Material for this exercise
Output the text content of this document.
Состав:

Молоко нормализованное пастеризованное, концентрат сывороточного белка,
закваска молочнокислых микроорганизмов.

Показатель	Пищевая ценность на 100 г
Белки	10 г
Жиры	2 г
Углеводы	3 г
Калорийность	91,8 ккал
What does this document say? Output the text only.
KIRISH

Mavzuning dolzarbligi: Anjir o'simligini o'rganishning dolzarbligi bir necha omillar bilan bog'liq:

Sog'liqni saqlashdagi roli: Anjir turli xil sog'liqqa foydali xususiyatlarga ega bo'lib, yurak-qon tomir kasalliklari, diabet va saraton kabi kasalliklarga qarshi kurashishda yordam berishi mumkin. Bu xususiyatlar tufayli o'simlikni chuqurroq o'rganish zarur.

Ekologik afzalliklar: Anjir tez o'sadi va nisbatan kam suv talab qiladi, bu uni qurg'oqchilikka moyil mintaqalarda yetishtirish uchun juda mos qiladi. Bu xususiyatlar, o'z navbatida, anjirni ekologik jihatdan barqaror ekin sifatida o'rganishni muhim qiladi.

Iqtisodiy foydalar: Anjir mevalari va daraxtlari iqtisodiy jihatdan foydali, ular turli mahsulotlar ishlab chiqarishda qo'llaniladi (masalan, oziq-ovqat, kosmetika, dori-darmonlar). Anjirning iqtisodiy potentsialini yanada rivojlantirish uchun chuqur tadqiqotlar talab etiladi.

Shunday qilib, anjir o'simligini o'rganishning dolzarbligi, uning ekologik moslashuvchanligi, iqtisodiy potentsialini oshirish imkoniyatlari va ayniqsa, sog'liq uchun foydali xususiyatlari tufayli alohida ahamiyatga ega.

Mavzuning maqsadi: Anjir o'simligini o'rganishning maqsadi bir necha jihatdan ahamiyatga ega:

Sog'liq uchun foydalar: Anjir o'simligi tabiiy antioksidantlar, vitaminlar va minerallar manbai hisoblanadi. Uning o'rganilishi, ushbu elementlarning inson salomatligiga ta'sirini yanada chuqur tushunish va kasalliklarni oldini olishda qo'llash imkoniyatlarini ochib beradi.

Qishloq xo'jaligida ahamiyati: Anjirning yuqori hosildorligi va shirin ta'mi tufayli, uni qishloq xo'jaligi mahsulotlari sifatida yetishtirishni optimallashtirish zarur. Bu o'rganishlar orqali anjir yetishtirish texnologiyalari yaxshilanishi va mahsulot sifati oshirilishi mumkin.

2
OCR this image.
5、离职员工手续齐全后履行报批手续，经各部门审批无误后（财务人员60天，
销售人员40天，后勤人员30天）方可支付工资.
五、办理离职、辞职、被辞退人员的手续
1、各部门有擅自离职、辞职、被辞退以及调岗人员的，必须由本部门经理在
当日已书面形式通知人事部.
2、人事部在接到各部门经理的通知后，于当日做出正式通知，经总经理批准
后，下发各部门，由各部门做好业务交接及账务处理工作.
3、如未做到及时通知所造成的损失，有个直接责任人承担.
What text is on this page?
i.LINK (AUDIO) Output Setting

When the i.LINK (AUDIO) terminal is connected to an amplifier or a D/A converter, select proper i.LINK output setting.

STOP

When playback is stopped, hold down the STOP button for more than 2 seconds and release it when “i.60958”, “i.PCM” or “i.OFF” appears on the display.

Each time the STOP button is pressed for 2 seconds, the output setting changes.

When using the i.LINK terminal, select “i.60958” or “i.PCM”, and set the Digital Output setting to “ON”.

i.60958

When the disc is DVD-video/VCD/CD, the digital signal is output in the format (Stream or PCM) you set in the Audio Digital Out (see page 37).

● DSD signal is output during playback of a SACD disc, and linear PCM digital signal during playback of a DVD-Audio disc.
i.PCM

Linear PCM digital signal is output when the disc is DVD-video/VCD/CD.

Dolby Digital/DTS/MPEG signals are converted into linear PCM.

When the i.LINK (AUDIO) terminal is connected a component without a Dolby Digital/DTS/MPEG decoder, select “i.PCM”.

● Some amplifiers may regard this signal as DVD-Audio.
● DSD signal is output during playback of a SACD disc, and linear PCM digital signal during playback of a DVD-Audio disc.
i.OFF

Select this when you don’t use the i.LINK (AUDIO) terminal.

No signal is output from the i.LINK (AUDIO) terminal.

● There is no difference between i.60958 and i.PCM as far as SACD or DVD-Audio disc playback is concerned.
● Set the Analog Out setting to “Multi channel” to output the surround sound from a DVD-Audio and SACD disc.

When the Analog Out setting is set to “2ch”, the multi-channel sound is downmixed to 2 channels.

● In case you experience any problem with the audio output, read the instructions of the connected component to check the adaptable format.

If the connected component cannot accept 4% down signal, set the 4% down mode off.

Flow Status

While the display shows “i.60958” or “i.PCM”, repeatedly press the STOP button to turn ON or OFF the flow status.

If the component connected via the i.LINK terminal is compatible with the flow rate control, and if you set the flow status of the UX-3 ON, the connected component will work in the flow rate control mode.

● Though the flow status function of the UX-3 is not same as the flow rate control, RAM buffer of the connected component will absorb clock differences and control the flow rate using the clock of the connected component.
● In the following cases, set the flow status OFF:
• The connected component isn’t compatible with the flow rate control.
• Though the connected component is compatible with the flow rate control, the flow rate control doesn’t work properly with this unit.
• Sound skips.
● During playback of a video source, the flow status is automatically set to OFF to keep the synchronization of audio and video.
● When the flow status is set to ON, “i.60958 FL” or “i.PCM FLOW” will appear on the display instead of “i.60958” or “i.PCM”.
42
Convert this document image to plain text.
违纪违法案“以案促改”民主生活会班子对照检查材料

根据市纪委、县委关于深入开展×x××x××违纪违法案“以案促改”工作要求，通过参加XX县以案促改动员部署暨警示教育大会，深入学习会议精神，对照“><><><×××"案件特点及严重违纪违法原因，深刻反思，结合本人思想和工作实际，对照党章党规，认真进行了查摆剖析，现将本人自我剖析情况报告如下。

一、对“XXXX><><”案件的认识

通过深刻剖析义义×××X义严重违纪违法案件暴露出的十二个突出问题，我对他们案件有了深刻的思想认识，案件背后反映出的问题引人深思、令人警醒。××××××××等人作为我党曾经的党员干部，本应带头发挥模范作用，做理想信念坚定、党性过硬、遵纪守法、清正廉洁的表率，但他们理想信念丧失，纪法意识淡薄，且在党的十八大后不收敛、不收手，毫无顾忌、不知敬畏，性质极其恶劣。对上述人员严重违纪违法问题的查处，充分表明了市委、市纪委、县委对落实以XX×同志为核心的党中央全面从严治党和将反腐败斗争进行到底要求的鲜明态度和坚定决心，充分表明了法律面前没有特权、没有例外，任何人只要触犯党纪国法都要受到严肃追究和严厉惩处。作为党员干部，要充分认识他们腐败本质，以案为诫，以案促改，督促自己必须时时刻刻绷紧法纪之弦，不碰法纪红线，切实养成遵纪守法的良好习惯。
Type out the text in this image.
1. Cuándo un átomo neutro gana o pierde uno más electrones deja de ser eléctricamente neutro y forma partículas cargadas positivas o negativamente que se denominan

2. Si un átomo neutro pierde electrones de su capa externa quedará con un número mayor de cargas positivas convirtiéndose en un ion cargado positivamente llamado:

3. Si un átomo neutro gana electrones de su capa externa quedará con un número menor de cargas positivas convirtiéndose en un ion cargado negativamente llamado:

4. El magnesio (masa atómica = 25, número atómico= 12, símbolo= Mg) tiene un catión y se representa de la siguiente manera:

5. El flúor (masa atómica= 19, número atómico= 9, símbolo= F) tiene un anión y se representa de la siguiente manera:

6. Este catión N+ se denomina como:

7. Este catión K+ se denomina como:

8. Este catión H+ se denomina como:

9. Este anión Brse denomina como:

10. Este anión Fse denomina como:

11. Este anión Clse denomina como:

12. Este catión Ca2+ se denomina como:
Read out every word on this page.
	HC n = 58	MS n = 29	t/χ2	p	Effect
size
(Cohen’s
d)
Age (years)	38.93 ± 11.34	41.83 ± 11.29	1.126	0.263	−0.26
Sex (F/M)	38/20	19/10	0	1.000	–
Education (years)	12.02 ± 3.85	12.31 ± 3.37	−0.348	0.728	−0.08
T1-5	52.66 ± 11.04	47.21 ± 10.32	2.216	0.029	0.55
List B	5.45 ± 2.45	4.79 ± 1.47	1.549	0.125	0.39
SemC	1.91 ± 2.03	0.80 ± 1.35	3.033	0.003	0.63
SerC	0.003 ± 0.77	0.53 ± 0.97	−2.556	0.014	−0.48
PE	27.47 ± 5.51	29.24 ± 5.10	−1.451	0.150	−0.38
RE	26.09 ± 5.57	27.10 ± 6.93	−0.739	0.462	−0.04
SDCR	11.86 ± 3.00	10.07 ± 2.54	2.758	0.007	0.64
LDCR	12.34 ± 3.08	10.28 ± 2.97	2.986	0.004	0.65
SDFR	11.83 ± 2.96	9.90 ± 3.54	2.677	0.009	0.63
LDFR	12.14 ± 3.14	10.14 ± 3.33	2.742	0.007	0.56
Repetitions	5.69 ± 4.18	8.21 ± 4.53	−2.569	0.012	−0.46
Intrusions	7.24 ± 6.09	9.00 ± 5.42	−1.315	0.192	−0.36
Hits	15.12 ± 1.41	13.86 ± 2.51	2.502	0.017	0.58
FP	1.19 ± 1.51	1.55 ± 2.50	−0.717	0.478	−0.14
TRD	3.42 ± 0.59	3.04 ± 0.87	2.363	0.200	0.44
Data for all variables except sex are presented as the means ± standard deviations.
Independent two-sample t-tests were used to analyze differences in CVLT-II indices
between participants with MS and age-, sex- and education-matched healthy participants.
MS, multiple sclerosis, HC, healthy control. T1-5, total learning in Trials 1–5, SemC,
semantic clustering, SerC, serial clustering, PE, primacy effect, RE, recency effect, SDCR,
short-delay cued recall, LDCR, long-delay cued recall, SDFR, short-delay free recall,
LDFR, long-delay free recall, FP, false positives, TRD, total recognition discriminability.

Objective
Track down every line of the material containing the string "tiene", and copy it.

Exercise solution
4. El magnesio (masa atómica = 25, número atómico= 12, símbolo= Mg) tiene un catión y se representa de la siguiente manera:
5. El flúor (masa atómica= 19, número atómico= 9, símbolo= F) tiene un anión y se representa de la siguiente manera:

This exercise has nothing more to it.